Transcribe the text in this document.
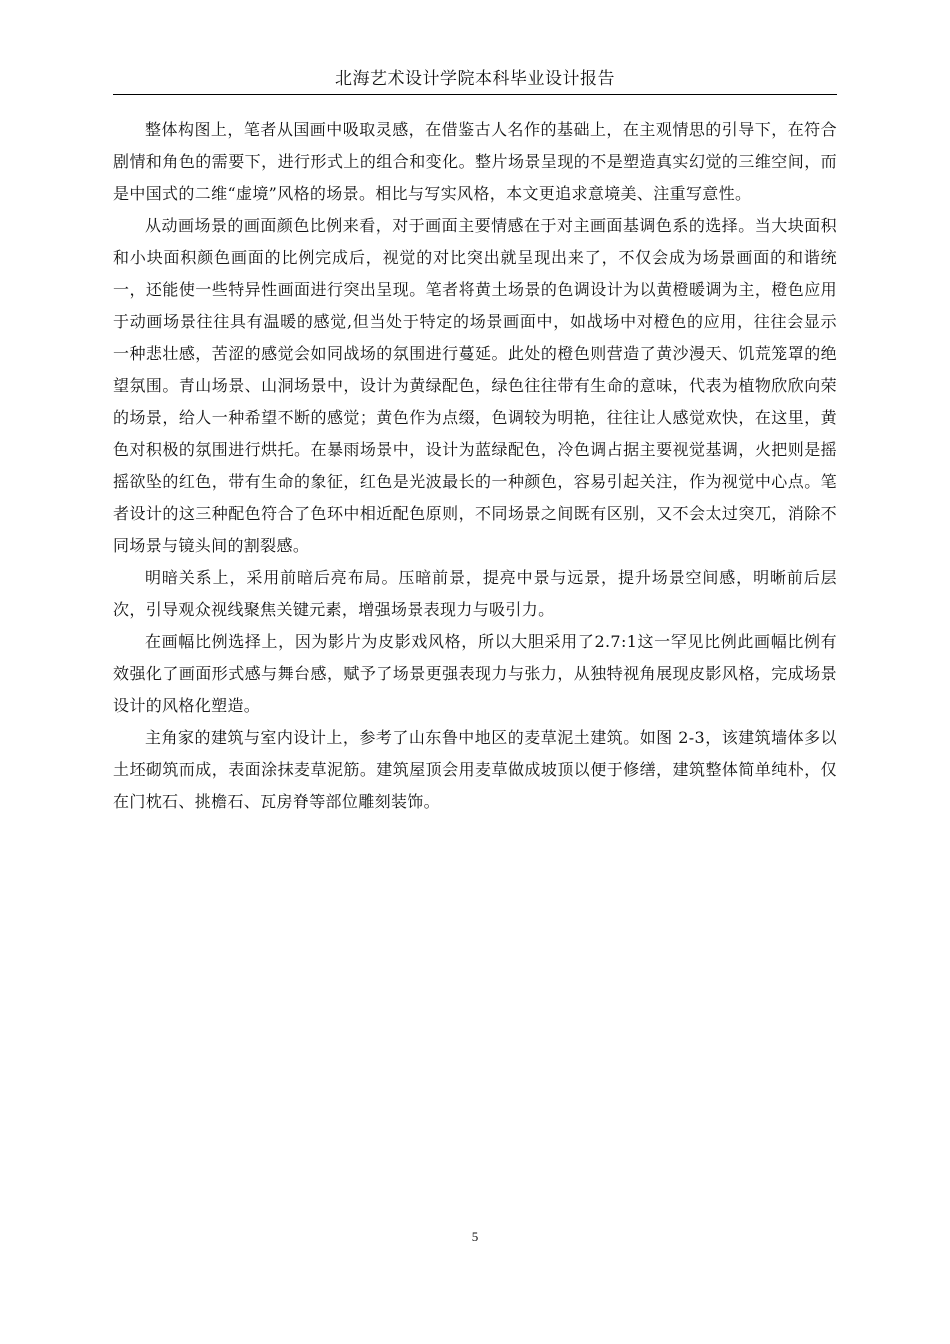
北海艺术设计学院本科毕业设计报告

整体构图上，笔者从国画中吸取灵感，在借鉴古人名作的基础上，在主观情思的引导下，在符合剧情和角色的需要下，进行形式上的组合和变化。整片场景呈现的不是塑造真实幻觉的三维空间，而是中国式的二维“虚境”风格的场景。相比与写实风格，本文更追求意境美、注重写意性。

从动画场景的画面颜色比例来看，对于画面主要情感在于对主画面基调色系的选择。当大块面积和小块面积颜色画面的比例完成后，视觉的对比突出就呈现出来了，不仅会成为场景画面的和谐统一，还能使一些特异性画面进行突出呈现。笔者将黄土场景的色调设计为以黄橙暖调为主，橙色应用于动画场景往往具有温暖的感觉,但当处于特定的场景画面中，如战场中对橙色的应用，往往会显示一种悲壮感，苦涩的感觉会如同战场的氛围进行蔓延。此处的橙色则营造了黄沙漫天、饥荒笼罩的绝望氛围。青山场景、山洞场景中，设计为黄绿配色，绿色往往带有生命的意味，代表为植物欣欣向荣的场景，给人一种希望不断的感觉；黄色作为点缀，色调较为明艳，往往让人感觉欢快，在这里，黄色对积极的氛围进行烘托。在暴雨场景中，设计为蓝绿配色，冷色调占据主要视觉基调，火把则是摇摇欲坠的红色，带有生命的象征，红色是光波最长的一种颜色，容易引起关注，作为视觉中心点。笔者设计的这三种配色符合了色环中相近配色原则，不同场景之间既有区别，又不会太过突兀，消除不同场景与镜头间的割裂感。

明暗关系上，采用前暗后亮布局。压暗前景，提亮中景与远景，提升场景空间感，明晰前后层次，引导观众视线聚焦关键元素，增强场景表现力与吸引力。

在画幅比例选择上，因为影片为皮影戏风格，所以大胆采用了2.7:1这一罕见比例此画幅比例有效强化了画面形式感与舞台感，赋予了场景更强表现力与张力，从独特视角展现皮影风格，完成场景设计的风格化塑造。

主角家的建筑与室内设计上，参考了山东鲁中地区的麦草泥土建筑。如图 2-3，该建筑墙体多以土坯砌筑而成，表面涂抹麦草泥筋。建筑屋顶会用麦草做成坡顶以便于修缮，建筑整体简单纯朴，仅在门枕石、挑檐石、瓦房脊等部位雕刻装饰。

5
--
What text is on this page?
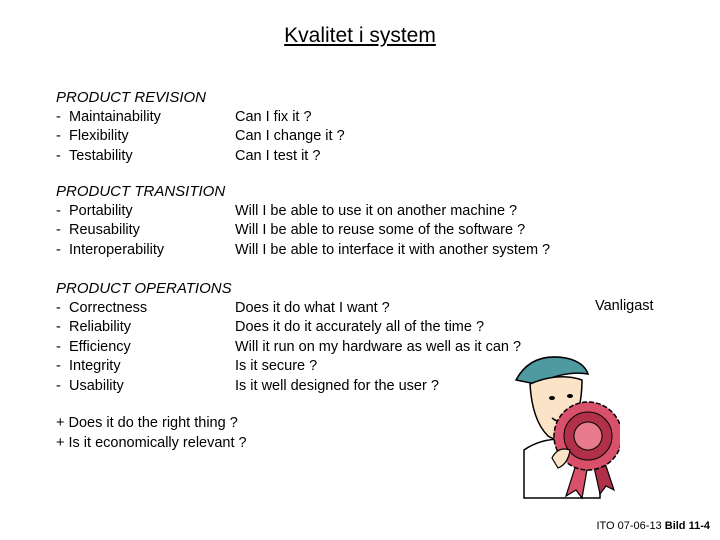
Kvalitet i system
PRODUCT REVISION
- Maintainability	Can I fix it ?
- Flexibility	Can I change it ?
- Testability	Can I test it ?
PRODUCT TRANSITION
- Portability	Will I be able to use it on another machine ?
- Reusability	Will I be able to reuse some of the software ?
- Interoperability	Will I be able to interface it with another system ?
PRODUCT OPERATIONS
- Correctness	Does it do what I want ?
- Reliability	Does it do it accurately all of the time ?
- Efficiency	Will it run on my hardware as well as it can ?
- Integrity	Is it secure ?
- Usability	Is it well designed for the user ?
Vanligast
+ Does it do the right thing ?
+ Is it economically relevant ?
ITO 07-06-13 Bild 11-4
--
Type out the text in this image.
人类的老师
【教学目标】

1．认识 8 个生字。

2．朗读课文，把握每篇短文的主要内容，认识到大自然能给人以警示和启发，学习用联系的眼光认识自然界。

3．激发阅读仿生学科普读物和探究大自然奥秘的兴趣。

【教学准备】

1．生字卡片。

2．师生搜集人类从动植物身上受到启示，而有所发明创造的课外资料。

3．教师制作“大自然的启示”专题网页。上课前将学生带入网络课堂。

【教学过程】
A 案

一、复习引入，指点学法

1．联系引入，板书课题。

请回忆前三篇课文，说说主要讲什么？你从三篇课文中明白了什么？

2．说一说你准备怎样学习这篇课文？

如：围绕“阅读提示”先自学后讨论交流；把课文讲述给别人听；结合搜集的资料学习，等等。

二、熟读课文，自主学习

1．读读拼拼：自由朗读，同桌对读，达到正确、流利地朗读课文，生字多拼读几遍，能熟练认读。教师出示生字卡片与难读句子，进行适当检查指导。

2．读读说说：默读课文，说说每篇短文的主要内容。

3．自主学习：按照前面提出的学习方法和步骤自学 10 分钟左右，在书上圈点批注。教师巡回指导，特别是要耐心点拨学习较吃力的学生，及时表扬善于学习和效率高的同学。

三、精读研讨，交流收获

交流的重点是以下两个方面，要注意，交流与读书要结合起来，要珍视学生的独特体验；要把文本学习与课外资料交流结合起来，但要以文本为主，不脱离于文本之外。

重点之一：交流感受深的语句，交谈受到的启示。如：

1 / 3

- **Set exercise**
From the entries above, copy every line that holds the word "PRODUCT".

- **Answer to this exercise**
PRODUCT REVISION
PRODUCT TRANSITION
PRODUCT OPERATIONS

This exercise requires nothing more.